**STATED PROBLEM**
Go through the data and copy every line exactly, but not the images.
*-*-*
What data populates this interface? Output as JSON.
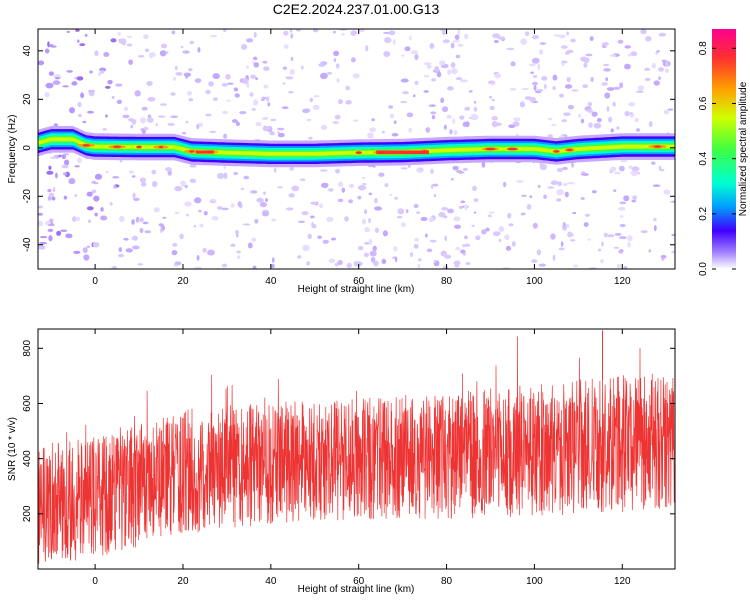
{
  "title": "C2E2.2024.237.01.00.G13",
  "chart_data": [
    {
      "type": "heatmap",
      "xlabel": "Height of straight line (km)",
      "ylabel": "Frequency (Hz)",
      "xlim": [
        -13,
        132
      ],
      "ylim": [
        -50,
        49
      ],
      "xticks": [
        "0",
        "20",
        "40",
        "60",
        "80",
        "100",
        "120"
      ],
      "yticks": [
        "40",
        "20",
        "0",
        "-20",
        "-40"
      ],
      "colorbar": {
        "label": "Normalized spectral amplitude",
        "range": [
          0,
          0.87
        ],
        "ticks": [
          "0.0",
          "0.2",
          "0.4",
          "0.6",
          "0.8"
        ],
        "colors": [
          "#ffffff",
          "#a080ff",
          "#4000ff",
          "#00a0ff",
          "#00ffd0",
          "#40ff40",
          "#d0ff00",
          "#ffa000",
          "#ff3030",
          "#ff0090"
        ]
      },
      "ridge": {
        "x": [
          -13,
          -10,
          -5,
          -2,
          0,
          10,
          18,
          22,
          30,
          40,
          50,
          60,
          70,
          80,
          90,
          100,
          105,
          110,
          120,
          132
        ],
        "y": [
          2,
          3.5,
          3.5,
          1,
          0.5,
          0.3,
          0.3,
          -1.5,
          -2,
          -2.5,
          -2.5,
          -2,
          -1.8,
          -1,
          -0.5,
          -0.5,
          -1.5,
          -0.5,
          0.5,
          0.5
        ]
      },
      "hotspots_x": [
        -2,
        5,
        10,
        15,
        22,
        26,
        60,
        65,
        70,
        75,
        90,
        95,
        105,
        108,
        128
      ]
    },
    {
      "type": "line",
      "xlabel": "Height of straight line (km)",
      "ylabel": "SNR (10 * v/v)",
      "xlim": [
        -13,
        132
      ],
      "ylim": [
        0,
        870
      ],
      "xticks": [
        "0",
        "20",
        "40",
        "60",
        "80",
        "100",
        "120"
      ],
      "yticks": [
        "200",
        "400",
        "600",
        "800"
      ],
      "color": "#ee3333",
      "trend": {
        "x": [
          -13,
          0,
          20,
          40,
          60,
          80,
          100,
          120,
          132
        ],
        "mean": [
          230,
          260,
          350,
          385,
          400,
          410,
          430,
          455,
          460
        ],
        "spread": [
          220,
          220,
          230,
          220,
          220,
          230,
          240,
          250,
          250
        ]
      },
      "max_marker": {
        "x": 115.5,
        "y": 865
      }
    }
  ]
}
*-*-*
**TASK RESPONSE**
What data populates this interface? Output as JSON.
{
  "title": "C2E2.2024.237.01.00.G13",
  "chart_data": [
    {
      "type": "heatmap",
      "xlabel": "Height of straight line (km)",
      "ylabel": "Frequency (Hz)",
      "xlim": [
        -13,
        132
      ],
      "ylim": [
        -50,
        49
      ],
      "xticks": [
        "0",
        "20",
        "40",
        "60",
        "80",
        "100",
        "120"
      ],
      "yticks": [
        "40",
        "20",
        "0",
        "-20",
        "-40"
      ],
      "colorbar": {
        "label": "Normalized spectral amplitude",
        "range": [
          0,
          0.87
        ],
        "ticks": [
          "0.0",
          "0.2",
          "0.4",
          "0.6",
          "0.8"
        ],
        "colors": [
          "#ffffff",
          "#a080ff",
          "#4000ff",
          "#00a0ff",
          "#00ffd0",
          "#40ff40",
          "#d0ff00",
          "#ffa000",
          "#ff3030",
          "#ff0090"
        ]
      },
      "ridge": {
        "x": [
          -13,
          -10,
          -5,
          -2,
          0,
          10,
          18,
          22,
          30,
          40,
          50,
          60,
          70,
          80,
          90,
          100,
          105,
          110,
          120,
          132
        ],
        "y": [
          2,
          3.5,
          3.5,
          1,
          0.5,
          0.3,
          0.3,
          -1.5,
          -2,
          -2.5,
          -2.5,
          -2,
          -1.8,
          -1,
          -0.5,
          -0.5,
          -1.5,
          -0.5,
          0.5,
          0.5
        ]
      },
      "hotspots_x": [
        -2,
        5,
        10,
        15,
        22,
        26,
        60,
        65,
        70,
        75,
        90,
        95,
        105,
        108,
        128
      ]
    },
    {
      "type": "line",
      "xlabel": "Height of straight line (km)",
      "ylabel": "SNR (10 * v/v)",
      "xlim": [
        -13,
        132
      ],
      "ylim": [
        0,
        870
      ],
      "xticks": [
        "0",
        "20",
        "40",
        "60",
        "80",
        "100",
        "120"
      ],
      "yticks": [
        "200",
        "400",
        "600",
        "800"
      ],
      "color": "#ee3333",
      "trend": {
        "x": [
          -13,
          0,
          20,
          40,
          60,
          80,
          100,
          120,
          132
        ],
        "mean": [
          230,
          260,
          350,
          385,
          400,
          410,
          430,
          455,
          460
        ],
        "spread": [
          220,
          220,
          230,
          220,
          220,
          230,
          240,
          250,
          250
        ]
      },
      "max_marker": {
        "x": 115.5,
        "y": 865
      }
    }
  ]
}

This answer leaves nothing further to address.